[Stored dataset items]

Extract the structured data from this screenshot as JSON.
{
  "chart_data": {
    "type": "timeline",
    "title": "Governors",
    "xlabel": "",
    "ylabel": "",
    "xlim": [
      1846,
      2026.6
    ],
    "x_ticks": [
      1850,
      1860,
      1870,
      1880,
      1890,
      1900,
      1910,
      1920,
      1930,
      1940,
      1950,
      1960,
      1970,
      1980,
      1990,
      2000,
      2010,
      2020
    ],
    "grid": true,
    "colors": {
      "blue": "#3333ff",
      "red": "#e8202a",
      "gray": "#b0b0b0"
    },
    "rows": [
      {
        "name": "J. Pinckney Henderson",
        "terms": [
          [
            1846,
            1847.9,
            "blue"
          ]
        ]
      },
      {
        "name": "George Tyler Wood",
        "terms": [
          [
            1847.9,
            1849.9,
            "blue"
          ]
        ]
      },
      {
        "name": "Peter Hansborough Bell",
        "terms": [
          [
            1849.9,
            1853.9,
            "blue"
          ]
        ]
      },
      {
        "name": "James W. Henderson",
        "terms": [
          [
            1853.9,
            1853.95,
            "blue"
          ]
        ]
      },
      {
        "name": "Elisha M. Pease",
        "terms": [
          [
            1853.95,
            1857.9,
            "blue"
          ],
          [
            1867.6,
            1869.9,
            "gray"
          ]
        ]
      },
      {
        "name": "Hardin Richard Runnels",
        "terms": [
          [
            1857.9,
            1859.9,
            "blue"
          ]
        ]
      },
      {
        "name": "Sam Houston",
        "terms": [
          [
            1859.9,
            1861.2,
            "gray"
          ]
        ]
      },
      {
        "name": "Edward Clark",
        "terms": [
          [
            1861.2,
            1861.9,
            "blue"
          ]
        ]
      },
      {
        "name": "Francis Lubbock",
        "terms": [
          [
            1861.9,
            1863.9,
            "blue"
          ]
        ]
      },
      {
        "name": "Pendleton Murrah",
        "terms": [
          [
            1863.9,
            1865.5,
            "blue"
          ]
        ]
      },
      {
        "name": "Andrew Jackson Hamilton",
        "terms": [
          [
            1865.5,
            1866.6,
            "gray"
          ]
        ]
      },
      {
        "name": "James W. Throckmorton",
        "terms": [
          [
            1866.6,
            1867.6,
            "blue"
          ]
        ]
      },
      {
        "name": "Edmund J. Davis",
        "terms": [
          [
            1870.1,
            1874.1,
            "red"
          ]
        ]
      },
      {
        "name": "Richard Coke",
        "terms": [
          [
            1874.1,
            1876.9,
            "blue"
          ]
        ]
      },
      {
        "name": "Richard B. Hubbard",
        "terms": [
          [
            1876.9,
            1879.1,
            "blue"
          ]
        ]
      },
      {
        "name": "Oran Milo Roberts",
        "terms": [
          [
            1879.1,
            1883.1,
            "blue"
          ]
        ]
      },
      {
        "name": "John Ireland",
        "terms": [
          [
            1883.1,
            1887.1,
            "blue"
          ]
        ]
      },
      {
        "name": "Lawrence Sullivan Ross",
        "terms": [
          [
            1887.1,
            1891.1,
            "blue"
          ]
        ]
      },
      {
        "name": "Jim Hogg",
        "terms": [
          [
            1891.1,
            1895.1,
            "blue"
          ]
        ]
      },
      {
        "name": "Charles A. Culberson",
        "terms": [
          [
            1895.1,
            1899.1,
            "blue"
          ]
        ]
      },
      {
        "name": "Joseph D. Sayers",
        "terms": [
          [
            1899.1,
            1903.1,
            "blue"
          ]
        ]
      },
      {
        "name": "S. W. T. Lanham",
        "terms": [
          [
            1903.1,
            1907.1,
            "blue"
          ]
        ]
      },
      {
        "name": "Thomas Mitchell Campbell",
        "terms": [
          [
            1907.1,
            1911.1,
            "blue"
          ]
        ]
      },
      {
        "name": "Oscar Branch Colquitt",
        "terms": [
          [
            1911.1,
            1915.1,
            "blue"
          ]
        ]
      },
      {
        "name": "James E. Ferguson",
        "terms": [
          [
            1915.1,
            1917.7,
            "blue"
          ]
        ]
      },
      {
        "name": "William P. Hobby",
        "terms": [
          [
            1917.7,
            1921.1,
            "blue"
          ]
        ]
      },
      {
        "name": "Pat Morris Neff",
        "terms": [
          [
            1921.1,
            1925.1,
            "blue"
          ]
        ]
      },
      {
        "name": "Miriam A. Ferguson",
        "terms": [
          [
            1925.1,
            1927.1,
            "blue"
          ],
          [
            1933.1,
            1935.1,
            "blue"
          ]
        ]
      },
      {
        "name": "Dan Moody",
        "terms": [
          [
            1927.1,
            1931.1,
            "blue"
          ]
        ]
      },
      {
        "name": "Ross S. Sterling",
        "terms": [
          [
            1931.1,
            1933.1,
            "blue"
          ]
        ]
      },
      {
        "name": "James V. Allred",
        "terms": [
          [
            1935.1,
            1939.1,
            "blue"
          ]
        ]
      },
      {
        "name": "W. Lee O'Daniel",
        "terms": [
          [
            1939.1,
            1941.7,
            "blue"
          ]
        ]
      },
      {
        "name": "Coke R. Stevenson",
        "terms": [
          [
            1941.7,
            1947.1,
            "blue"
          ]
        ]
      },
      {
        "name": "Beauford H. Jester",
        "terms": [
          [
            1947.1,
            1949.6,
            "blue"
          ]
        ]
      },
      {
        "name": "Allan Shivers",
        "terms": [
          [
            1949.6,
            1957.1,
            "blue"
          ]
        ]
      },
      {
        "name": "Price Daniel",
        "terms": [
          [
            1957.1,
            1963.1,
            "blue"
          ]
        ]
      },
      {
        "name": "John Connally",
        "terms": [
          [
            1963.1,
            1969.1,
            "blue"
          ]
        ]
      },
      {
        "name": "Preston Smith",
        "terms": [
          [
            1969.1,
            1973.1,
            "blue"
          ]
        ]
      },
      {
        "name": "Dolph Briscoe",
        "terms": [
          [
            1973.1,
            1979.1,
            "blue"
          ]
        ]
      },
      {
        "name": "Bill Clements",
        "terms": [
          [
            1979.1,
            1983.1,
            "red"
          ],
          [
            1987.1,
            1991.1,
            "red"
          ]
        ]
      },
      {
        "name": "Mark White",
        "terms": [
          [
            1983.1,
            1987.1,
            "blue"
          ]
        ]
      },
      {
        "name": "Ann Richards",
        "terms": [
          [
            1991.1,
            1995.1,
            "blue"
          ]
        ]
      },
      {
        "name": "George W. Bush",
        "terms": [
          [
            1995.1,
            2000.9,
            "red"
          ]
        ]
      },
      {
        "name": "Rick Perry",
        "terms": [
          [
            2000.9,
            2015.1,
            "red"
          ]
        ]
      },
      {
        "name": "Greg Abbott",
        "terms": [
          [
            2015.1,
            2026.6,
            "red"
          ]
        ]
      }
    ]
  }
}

EXERCISE
Only a number is expected here: the count of lines in the listing that hold the string "Ferguson".

RESULT OF THIS TASK
2